What lines of the data hold the string "capacity"? Copy them all.

-- -- --

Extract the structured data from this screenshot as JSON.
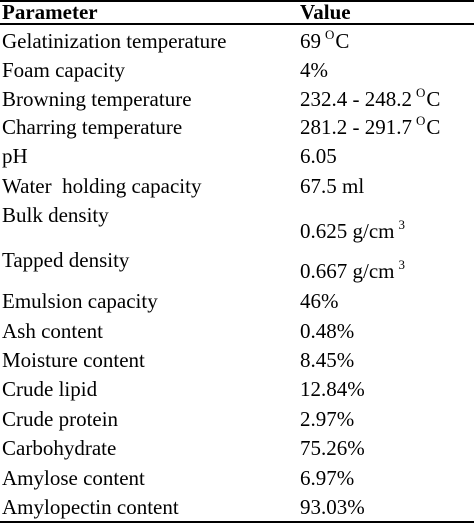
{
  "table": {
    "header": [
      "Parameter",
      "Value"
    ],
    "rows": [
      {
        "parameter": "Gelatinization temperature",
        "value": "69",
        "sup": "O",
        "unit": "C"
      },
      {
        "parameter": "Foam capacity",
        "value": "4%"
      },
      {
        "parameter": "Browning temperature",
        "value": "232.4 - 248.2",
        "sup": "O",
        "unit": "C"
      },
      {
        "parameter": "Charring temperature",
        "value": "281.2 - 291.7",
        "sup": "O",
        "unit": "C"
      },
      {
        "parameter": "pH",
        "value": "6.05"
      },
      {
        "parameter": "Water  holding capacity",
        "value": "67.5 ml"
      },
      {
        "parameter": "Bulk density",
        "value": "0.625 g/cm",
        "sup": "3"
      },
      {
        "parameter": "Tapped density",
        "value": "0.667 g/cm",
        "sup": "3"
      },
      {
        "parameter": "Emulsion capacity",
        "value": "46%"
      },
      {
        "parameter": "Ash content",
        "value": "0.48%"
      },
      {
        "parameter": "Moisture content",
        "value": "8.45%"
      },
      {
        "parameter": "Crude lipid",
        "value": "12.84%"
      },
      {
        "parameter": "Crude protein",
        "value": "2.97%"
      },
      {
        "parameter": "Carbohydrate",
        "value": "75.26%"
      },
      {
        "parameter": "Amylose content",
        "value": "6.97%"
      },
      {
        "parameter": "Amylopectin content",
        "value": "93.03%"
      }
    ]
  }
}
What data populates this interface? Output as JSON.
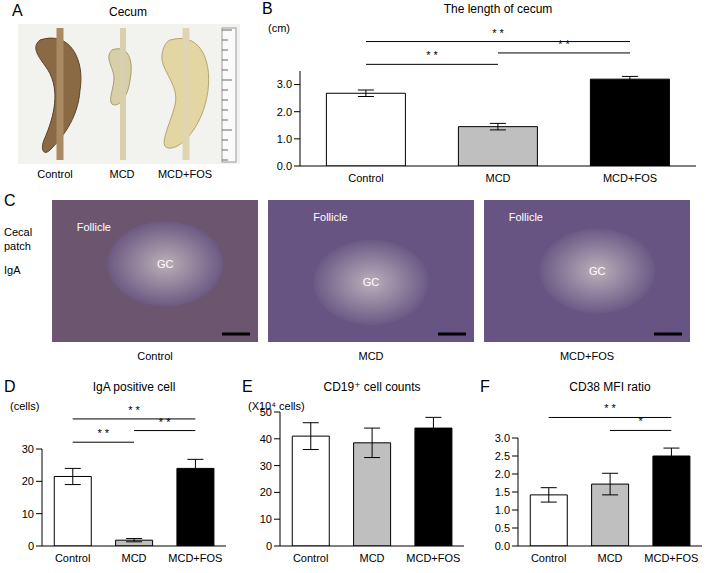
{
  "image_panels": [
    {
      "panel": "A",
      "title": "Cecum",
      "labels": [
        "Control",
        "MCD",
        "MCD+FOS"
      ]
    },
    {
      "panel": "C",
      "side_label": [
        "Cecal",
        "patch",
        "IgA"
      ],
      "images": [
        {
          "caption": "Control",
          "regions": [
            "Follicle",
            "GC"
          ]
        },
        {
          "caption": "MCD",
          "regions": [
            "Follicle",
            "GC"
          ]
        },
        {
          "caption": "MCD+FOS",
          "regions": [
            "Follicle",
            "GC"
          ]
        }
      ]
    }
  ],
  "chart_data": [
    {
      "type": "bar",
      "panel": "B",
      "title": "The length of cecum",
      "y_label": "(cm)",
      "categories": [
        "Control",
        "MCD",
        "MCD+FOS"
      ],
      "values": [
        2.68,
        1.45,
        3.2
      ],
      "errors": [
        0.12,
        0.12,
        0.1
      ],
      "colors": [
        "#ffffff",
        "#bfbfbf",
        "#000000"
      ],
      "ylim": [
        0,
        3.5
      ],
      "yticks": [
        {
          "value": 0,
          "label": "0.0"
        },
        {
          "value": 0.5,
          "label": "0.5"
        },
        {
          "value": 1,
          "label": "1.0"
        },
        {
          "value": 1.5,
          "label": "1.5"
        },
        {
          "value": 2,
          "label": "2.0"
        },
        {
          "value": 2.5,
          "label": "2.5"
        },
        {
          "value": 3,
          "label": "3.0"
        }
      ],
      "grid": false,
      "significance": [
        {
          "from": "Control",
          "to": "MCD",
          "label": "* *"
        },
        {
          "from": "MCD",
          "to": "MCD+FOS",
          "label": "* *"
        },
        {
          "from": "Control",
          "to": "MCD+FOS",
          "label": "* *"
        }
      ]
    },
    {
      "type": "bar",
      "panel": "D",
      "title": "IgA positive cell",
      "y_label": "(cells)",
      "categories": [
        "Control",
        "MCD",
        "MCD+FOS"
      ],
      "values": [
        21.5,
        1.8,
        24
      ],
      "errors": [
        2.5,
        0.5,
        2.8
      ],
      "colors": [
        "#ffffff",
        "#bfbfbf",
        "#000000"
      ],
      "ylim": [
        0,
        30
      ],
      "yticks": [
        0,
        10,
        20,
        30
      ],
      "grid": false,
      "significance": [
        {
          "from": "Control",
          "to": "MCD",
          "label": "* *"
        },
        {
          "from": "MCD",
          "to": "MCD+FOS",
          "label": "* *"
        },
        {
          "from": "Control",
          "to": "MCD+FOS",
          "label": "* *"
        }
      ]
    },
    {
      "type": "bar",
      "panel": "E",
      "title": "CD19⁺ cell counts",
      "y_label": "(X10⁴ cells)",
      "categories": [
        "Control",
        "MCD",
        "MCD+FOS"
      ],
      "values": [
        41,
        38.5,
        44
      ],
      "errors": [
        5,
        5.5,
        4
      ],
      "colors": [
        "#ffffff",
        "#bfbfbf",
        "#000000"
      ],
      "ylim": [
        0,
        50
      ],
      "yticks": [
        0,
        10,
        20,
        30,
        40,
        50
      ],
      "grid": false,
      "significance": []
    },
    {
      "type": "bar",
      "panel": "F",
      "title": "CD38 MFI ratio",
      "categories": [
        "Control",
        "MCD",
        "MCD+FOS"
      ],
      "values": [
        1.42,
        1.72,
        2.5
      ],
      "errors": [
        0.2,
        0.3,
        0.22
      ],
      "colors": [
        "#ffffff",
        "#bfbfbf",
        "#000000"
      ],
      "ylim": [
        0,
        3
      ],
      "yticks": [
        {
          "value": 0,
          "label": "0.0"
        },
        {
          "value": 0.5,
          "label": "0.5"
        },
        {
          "value": 1,
          "label": "1.0"
        },
        {
          "value": 1.5,
          "label": "1.5"
        },
        {
          "value": 2,
          "label": "2.0"
        },
        {
          "value": 2.5,
          "label": "2.5"
        },
        {
          "value": 3,
          "label": "3.0"
        }
      ],
      "grid": false,
      "significance": [
        {
          "from": "MCD",
          "to": "MCD+FOS",
          "label": "*"
        },
        {
          "from": "Control",
          "to": "MCD+FOS",
          "label": "* *"
        }
      ]
    }
  ]
}
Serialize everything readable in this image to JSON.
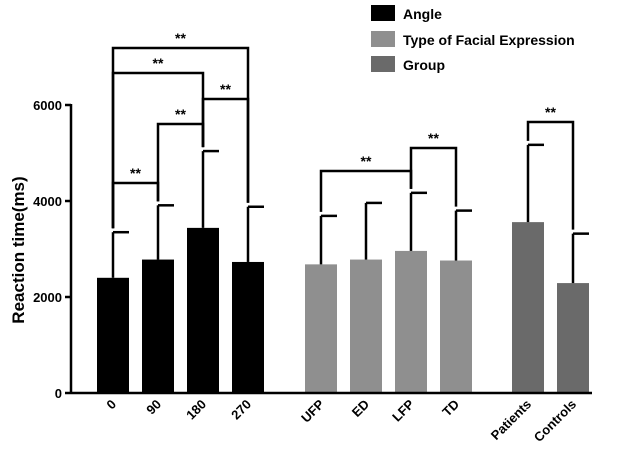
{
  "chart_data": {
    "type": "bar",
    "ylabel": "Reaction time(ms)",
    "ylim": [
      0,
      6000
    ],
    "yticks": [
      0,
      2000,
      4000,
      6000
    ],
    "grid": false,
    "legend_position": "top-right",
    "colors": {
      "Angle": "#000000",
      "Type of Facial Expression": "#8f8f8f",
      "Group": "#6a6a6a"
    },
    "legend": [
      {
        "name": "Angle"
      },
      {
        "name": "Type of Facial Expression"
      },
      {
        "name": "Group"
      }
    ],
    "groups": [
      {
        "name": "Angle",
        "categories": [
          "0",
          "90",
          "180",
          "270"
        ],
        "values": [
          2400,
          2780,
          3440,
          2730
        ],
        "errors": [
          950,
          1130,
          1600,
          1150
        ]
      },
      {
        "name": "Type of Facial Expression",
        "categories": [
          "UFP",
          "ED",
          "LFP",
          "TD"
        ],
        "values": [
          2680,
          2780,
          2960,
          2760
        ],
        "errors": [
          1010,
          1180,
          1210,
          1040
        ]
      },
      {
        "name": "Group",
        "categories": [
          "Patients",
          "Controls"
        ],
        "values": [
          3560,
          2290
        ],
        "errors": [
          1610,
          1030
        ]
      }
    ],
    "significance": [
      {
        "from": "0",
        "to": "90",
        "label": "**"
      },
      {
        "from": "90",
        "to": "180",
        "label": "**"
      },
      {
        "from": "180",
        "to": "270",
        "label": "**"
      },
      {
        "from": "0",
        "to": "180",
        "label": "**"
      },
      {
        "from": "0",
        "to": "270",
        "label": "**"
      },
      {
        "from": "UFP",
        "to": "LFP",
        "label": "**"
      },
      {
        "from": "LFP",
        "to": "TD",
        "label": "**"
      },
      {
        "from": "Patients",
        "to": "Controls",
        "label": "**"
      }
    ]
  }
}
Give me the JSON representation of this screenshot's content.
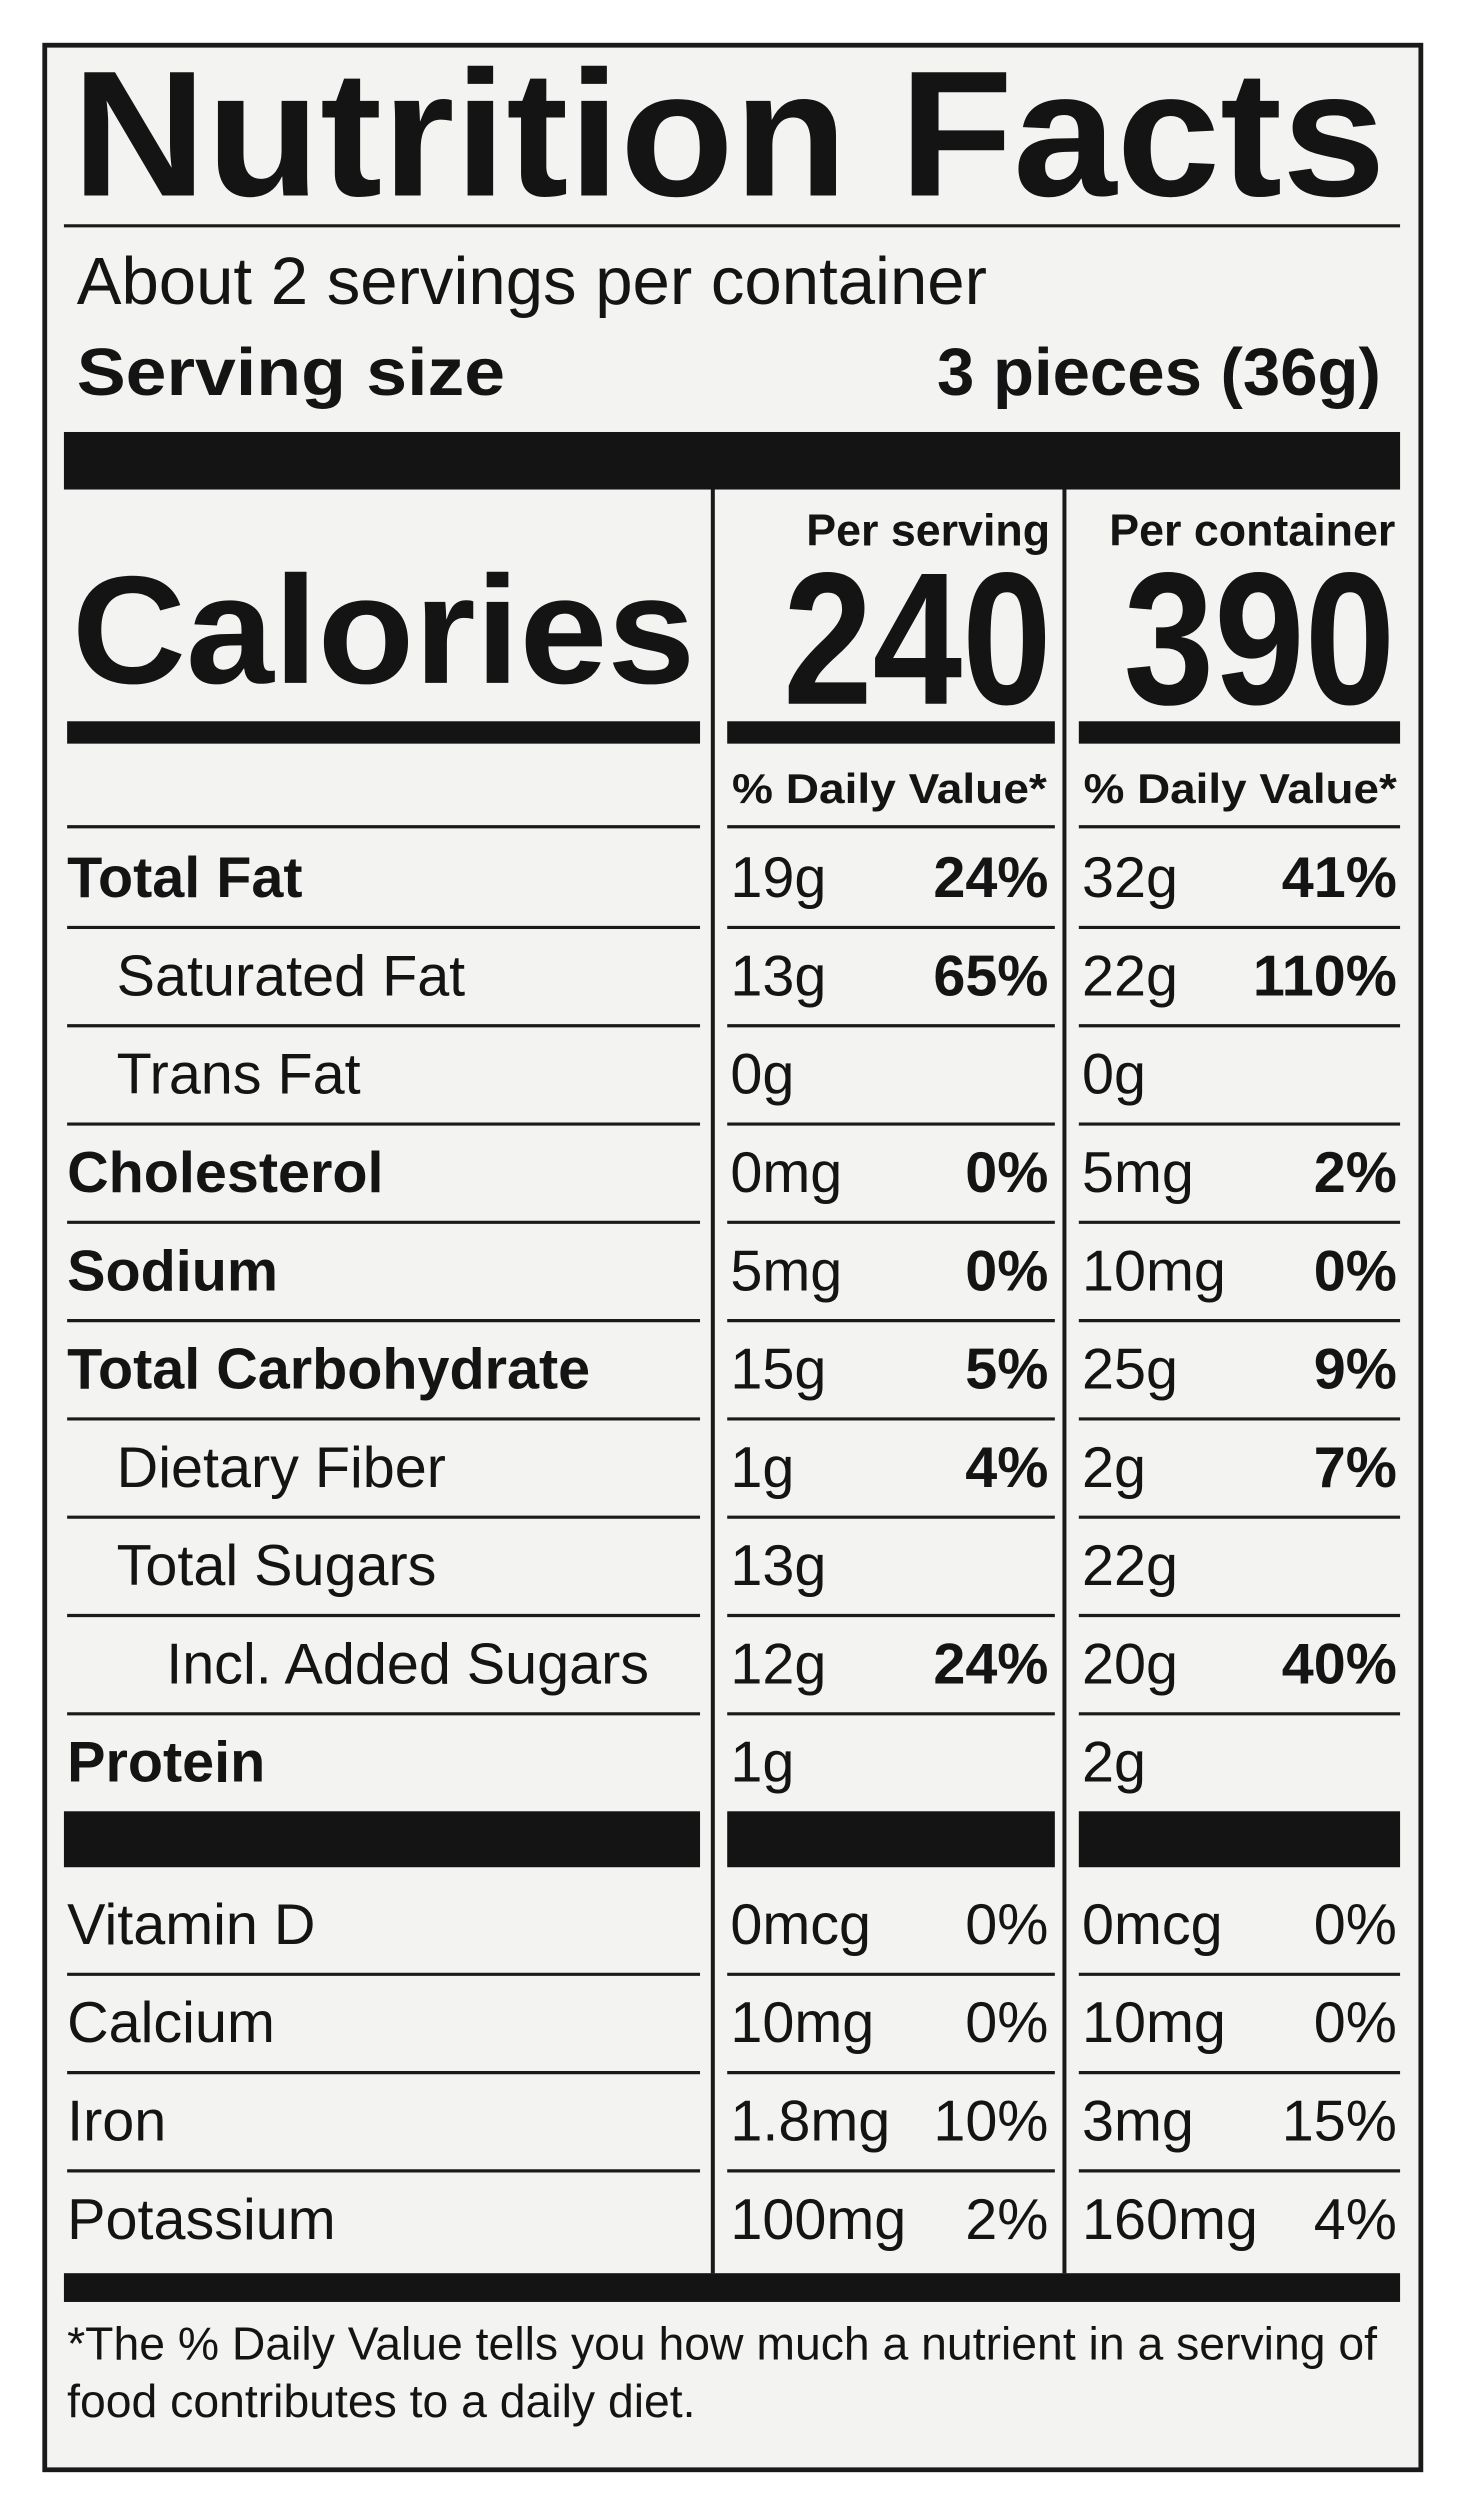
{
  "header": {
    "title": "Nutrition Facts",
    "servings": "About 2 servings per container",
    "serving_size_label": "Serving size",
    "serving_size": "3 pieces (36g)"
  },
  "calories": {
    "label": "Calories",
    "per_serving_header": "Per serving",
    "per_container_header": "Per container",
    "per_serving": 240,
    "per_container": 390,
    "dv_header": "% Daily Value*"
  },
  "nutrients": [
    {
      "name": "Total Fat",
      "serving_amount": "19g",
      "serving_dv": "24%",
      "container_amount": "32g",
      "container_dv": "41%"
    },
    {
      "name": "Saturated Fat",
      "serving_amount": "13g",
      "serving_dv": "65%",
      "container_amount": "22g",
      "container_dv": "110%"
    },
    {
      "name": "Trans Fat",
      "serving_amount": "0g",
      "container_amount": "0g"
    },
    {
      "name": "Cholesterol",
      "serving_amount": "0mg",
      "serving_dv": "0%",
      "container_amount": "5mg",
      "container_dv": "2%"
    },
    {
      "name": "Sodium",
      "serving_amount": "5mg",
      "serving_dv": "0%",
      "container_amount": "10mg",
      "container_dv": "0%"
    },
    {
      "name": "Total Carbohydrate",
      "serving_amount": "15g",
      "serving_dv": "5%",
      "container_amount": "25g",
      "container_dv": "9%"
    },
    {
      "name": "Dietary Fiber",
      "serving_amount": "1g",
      "serving_dv": "4%",
      "container_amount": "2g",
      "container_dv": "7%"
    },
    {
      "name": "Total Sugars",
      "serving_amount": "13g",
      "container_amount": "22g"
    },
    {
      "name": "Incl. Added Sugars",
      "serving_amount": "12g",
      "serving_dv": "24%",
      "container_amount": "20g",
      "container_dv": "40%"
    },
    {
      "name": "Protein",
      "serving_amount": "1g",
      "container_amount": "2g"
    }
  ],
  "vitamins": [
    {
      "name": "Vitamin D",
      "serving_amount": "0mcg",
      "serving_dv": "0%",
      "container_amount": "0mcg",
      "container_dv": "0%"
    },
    {
      "name": "Calcium",
      "serving_amount": "10mg",
      "serving_dv": "0%",
      "container_amount": "10mg",
      "container_dv": "0%"
    },
    {
      "name": "Iron",
      "serving_amount": "1.8mg",
      "serving_dv": "10%",
      "container_amount": "3mg",
      "container_dv": "15%"
    },
    {
      "name": "Potassium",
      "serving_amount": "100mg",
      "serving_dv": "2%",
      "container_amount": "160mg",
      "container_dv": "4%"
    }
  ],
  "footnote": [
    "*The % Daily Value tells you how much a nutrient in a serving of",
    "food contributes to a daily diet."
  ]
}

-- -- --

- SOLUTION TO THE PROBLEM:
        "parameter": "Foam capacity",
        "parameter": "Water  holding capacity",
        "parameter": "Emulsion capacity",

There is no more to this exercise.